▸ **Task prompt**
Copy out every line exactly as given.

▸ **Dataset content**
================================

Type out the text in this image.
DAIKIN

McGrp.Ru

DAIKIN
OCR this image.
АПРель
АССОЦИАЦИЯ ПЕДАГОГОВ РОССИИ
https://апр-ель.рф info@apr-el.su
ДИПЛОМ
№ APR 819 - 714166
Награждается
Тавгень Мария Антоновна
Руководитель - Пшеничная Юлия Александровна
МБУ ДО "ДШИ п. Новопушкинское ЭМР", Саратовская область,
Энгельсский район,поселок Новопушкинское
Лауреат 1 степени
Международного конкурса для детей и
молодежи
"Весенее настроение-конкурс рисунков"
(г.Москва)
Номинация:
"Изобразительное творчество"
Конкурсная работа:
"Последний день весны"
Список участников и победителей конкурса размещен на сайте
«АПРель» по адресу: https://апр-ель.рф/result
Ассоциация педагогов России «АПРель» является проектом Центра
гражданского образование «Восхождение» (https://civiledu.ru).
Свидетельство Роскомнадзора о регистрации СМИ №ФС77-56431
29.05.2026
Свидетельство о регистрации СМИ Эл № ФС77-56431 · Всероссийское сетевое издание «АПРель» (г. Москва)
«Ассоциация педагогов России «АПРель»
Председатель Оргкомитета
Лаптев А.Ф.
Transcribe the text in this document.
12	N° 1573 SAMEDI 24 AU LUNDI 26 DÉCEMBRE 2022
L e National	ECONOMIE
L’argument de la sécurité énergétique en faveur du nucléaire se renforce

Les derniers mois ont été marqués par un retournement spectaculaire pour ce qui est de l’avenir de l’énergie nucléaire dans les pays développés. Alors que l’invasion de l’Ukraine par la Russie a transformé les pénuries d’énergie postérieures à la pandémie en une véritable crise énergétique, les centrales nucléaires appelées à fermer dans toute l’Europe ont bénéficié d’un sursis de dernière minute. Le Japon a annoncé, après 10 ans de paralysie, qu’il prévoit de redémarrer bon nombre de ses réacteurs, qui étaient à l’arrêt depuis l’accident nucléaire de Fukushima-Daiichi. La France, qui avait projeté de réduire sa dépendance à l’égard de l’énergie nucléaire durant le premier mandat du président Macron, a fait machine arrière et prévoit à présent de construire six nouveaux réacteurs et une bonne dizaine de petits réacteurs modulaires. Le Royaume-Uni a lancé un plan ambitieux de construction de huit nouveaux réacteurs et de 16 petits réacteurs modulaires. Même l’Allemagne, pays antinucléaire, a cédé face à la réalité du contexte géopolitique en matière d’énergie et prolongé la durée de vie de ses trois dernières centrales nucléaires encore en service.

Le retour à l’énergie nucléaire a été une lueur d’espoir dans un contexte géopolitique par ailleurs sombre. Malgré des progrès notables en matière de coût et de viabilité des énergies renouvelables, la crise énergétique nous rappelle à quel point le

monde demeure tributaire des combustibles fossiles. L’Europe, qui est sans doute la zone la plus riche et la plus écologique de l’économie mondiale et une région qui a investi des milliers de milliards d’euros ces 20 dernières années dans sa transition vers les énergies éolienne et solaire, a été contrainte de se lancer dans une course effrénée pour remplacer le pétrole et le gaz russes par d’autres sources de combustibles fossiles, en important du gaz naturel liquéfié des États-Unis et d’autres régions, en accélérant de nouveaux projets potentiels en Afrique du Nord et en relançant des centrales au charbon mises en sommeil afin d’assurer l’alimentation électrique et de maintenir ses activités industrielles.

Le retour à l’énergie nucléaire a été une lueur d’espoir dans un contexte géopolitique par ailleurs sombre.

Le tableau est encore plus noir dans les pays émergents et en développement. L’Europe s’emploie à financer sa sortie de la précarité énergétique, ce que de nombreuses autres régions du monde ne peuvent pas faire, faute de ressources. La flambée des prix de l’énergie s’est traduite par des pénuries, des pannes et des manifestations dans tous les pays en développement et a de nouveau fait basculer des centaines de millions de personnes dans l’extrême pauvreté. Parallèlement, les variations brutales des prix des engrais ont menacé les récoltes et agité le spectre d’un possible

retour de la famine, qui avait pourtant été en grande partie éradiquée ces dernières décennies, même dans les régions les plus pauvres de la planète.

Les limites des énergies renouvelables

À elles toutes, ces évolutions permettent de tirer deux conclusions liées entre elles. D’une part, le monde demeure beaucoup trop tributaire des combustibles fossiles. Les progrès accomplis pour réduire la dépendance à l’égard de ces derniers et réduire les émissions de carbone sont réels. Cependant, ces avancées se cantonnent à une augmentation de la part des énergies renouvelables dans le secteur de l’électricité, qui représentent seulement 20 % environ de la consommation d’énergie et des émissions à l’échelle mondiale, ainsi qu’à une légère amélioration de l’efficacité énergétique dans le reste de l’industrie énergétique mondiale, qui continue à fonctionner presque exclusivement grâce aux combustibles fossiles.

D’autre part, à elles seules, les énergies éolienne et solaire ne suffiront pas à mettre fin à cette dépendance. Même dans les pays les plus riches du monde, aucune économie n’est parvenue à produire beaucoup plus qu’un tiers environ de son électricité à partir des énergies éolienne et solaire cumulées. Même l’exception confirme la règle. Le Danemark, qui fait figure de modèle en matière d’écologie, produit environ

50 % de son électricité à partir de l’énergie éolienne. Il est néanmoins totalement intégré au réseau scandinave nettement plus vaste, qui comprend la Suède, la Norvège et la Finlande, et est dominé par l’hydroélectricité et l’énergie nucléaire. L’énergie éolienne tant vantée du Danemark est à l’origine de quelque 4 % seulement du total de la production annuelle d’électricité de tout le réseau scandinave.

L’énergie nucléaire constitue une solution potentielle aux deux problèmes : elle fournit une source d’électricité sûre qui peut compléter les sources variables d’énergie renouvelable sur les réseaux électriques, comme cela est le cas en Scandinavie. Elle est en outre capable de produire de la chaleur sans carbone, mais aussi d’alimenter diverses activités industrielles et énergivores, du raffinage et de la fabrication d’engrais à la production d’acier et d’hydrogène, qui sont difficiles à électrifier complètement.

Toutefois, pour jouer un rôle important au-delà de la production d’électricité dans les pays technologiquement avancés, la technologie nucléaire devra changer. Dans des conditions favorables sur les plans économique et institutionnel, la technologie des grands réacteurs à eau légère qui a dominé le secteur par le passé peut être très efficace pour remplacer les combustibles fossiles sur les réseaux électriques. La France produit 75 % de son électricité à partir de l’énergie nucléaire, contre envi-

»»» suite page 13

================================

▸ **Exercise response**
Type out the text in this image.
DAIKIN

McGrp.Ru

DAIKIN
OCR this image.
АПРель
АССОЦИАЦИЯ ПЕДАГОГОВ РОССИИ
https://апр-ель.рф info@apr-el.su
ДИПЛОМ
№ APR 819 - 714166
Награждается
Тавгень Мария Антоновна
Руководитель - Пшеничная Юлия Александровна
МБУ ДО "ДШИ п. Новопушкинское ЭМР", Саратовская область,
Энгельсский район,поселок Новопушкинское
Лауреат 1 степени
Международного конкурса для детей и
молодежи
"Весенее настроение-конкурс рисунков"
(г.Москва)
Номинация:
"Изобразительное творчество"
Конкурсная работа:
"Последний день весны"
Список участников и победителей конкурса размещен на сайте
«АПРель» по адресу: https://апр-ель.рф/result
Ассоциация педагогов России «АПРель» является проектом Центра
гражданского образование «Восхождение» (https://civiledu.ru).
Свидетельство Роскомнадзора о регистрации СМИ №ФС77-56431
29.05.2026
Свидетельство о регистрации СМИ Эл № ФС77-56431 · Всероссийское сетевое издание «АПРель» (г. Москва)
«Ассоциация педагогов России «АПРель»
Председатель Оргкомитета
Лаптев А.Ф.
Transcribe the text in this document.
12	N° 1573 SAMEDI 24 AU LUNDI 26 DÉCEMBRE 2022
L e National	ECONOMIE
L’argument de la sécurité énergétique en faveur du nucléaire se renforce

Les derniers mois ont été marqués par un retournement spectaculaire pour ce qui est de l’avenir de l’énergie nucléaire dans les pays développés. Alors que l’invasion de l’Ukraine par la Russie a transformé les pénuries d’énergie postérieures à la pandémie en une véritable crise énergétique, les centrales nucléaires appelées à fermer dans toute l’Europe ont bénéficié d’un sursis de dernière minute. Le Japon a annoncé, après 10 ans de paralysie, qu’il prévoit de redémarrer bon nombre de ses réacteurs, qui étaient à l’arrêt depuis l’accident nucléaire de Fukushima-Daiichi. La France, qui avait projeté de réduire sa dépendance à l’égard de l’énergie nucléaire durant le premier mandat du président Macron, a fait machine arrière et prévoit à présent de construire six nouveaux réacteurs et une bonne dizaine de petits réacteurs modulaires. Le Royaume-Uni a lancé un plan ambitieux de construction de huit nouveaux réacteurs et de 16 petits réacteurs modulaires. Même l’Allemagne, pays antinucléaire, a cédé face à la réalité du contexte géopolitique en matière d’énergie et prolongé la durée de vie de ses trois dernières centrales nucléaires encore en service.

Le retour à l’énergie nucléaire a été une lueur d’espoir dans un contexte géopolitique par ailleurs sombre. Malgré des progrès notables en matière de coût et de viabilité des énergies renouvelables, la crise énergétique nous rappelle à quel point le

monde demeure tributaire des combustibles fossiles. L’Europe, qui est sans doute la zone la plus riche et la plus écologique de l’économie mondiale et une région qui a investi des milliers de milliards d’euros ces 20 dernières années dans sa transition vers les énergies éolienne et solaire, a été contrainte de se lancer dans une course effrénée pour remplacer le pétrole et le gaz russes par d’autres sources de combustibles fossiles, en important du gaz naturel liquéfié des États-Unis et d’autres régions, en accélérant de nouveaux projets potentiels en Afrique du Nord et en relançant des centrales au charbon mises en sommeil afin d’assurer l’alimentation électrique et de maintenir ses activités industrielles.

Le retour à l’énergie nucléaire a été une lueur d’espoir dans un contexte géopolitique par ailleurs sombre.

Le tableau est encore plus noir dans les pays émergents et en développement. L’Europe s’emploie à financer sa sortie de la précarité énergétique, ce que de nombreuses autres régions du monde ne peuvent pas faire, faute de ressources. La flambée des prix de l’énergie s’est traduite par des pénuries, des pannes et des manifestations dans tous les pays en développement et a de nouveau fait basculer des centaines de millions de personnes dans l’extrême pauvreté. Parallèlement, les variations brutales des prix des engrais ont menacé les récoltes et agité le spectre d’un possible

retour de la famine, qui avait pourtant été en grande partie éradiquée ces dernières décennies, même dans les régions les plus pauvres de la planète.

Les limites des énergies renouvelables

À elles toutes, ces évolutions permettent de tirer deux conclusions liées entre elles. D’une part, le monde demeure beaucoup trop tributaire des combustibles fossiles. Les progrès accomplis pour réduire la dépendance à l’égard de ces derniers et réduire les émissions de carbone sont réels. Cependant, ces avancées se cantonnent à une augmentation de la part des énergies renouvelables dans le secteur de l’électricité, qui représentent seulement 20 % environ de la consommation d’énergie et des émissions à l’échelle mondiale, ainsi qu’à une légère amélioration de l’efficacité énergétique dans le reste de l’industrie énergétique mondiale, qui continue à fonctionner presque exclusivement grâce aux combustibles fossiles.

D’autre part, à elles seules, les énergies éolienne et solaire ne suffiront pas à mettre fin à cette dépendance. Même dans les pays les plus riches du monde, aucune économie n’est parvenue à produire beaucoup plus qu’un tiers environ de son électricité à partir des énergies éolienne et solaire cumulées. Même l’exception confirme la règle. Le Danemark, qui fait figure de modèle en matière d’écologie, produit environ

50 % de son électricité à partir de l’énergie éolienne. Il est néanmoins totalement intégré au réseau scandinave nettement plus vaste, qui comprend la Suède, la Norvège et la Finlande, et est dominé par l’hydroélectricité et l’énergie nucléaire. L’énergie éolienne tant vantée du Danemark est à l’origine de quelque 4 % seulement du total de la production annuelle d’électricité de tout le réseau scandinave.

L’énergie nucléaire constitue une solution potentielle aux deux problèmes : elle fournit une source d’électricité sûre qui peut compléter les sources variables d’énergie renouvelable sur les réseaux électriques, comme cela est le cas en Scandinavie. Elle est en outre capable de produire de la chaleur sans carbone, mais aussi d’alimenter diverses activités industrielles et énergivores, du raffinage et de la fabrication d’engrais à la production d’acier et d’hydrogène, qui sont difficiles à électrifier complètement.

Toutefois, pour jouer un rôle important au-delà de la production d’électricité dans les pays technologiquement avancés, la technologie nucléaire devra changer. Dans des conditions favorables sur les plans économique et institutionnel, la technologie des grands réacteurs à eau légère qui a dominé le secteur par le passé peut être très efficace pour remplacer les combustibles fossiles sur les réseaux électriques. La France produit 75 % de son électricité à partir de l’énergie nucléaire, contre envi-

»»» suite page 13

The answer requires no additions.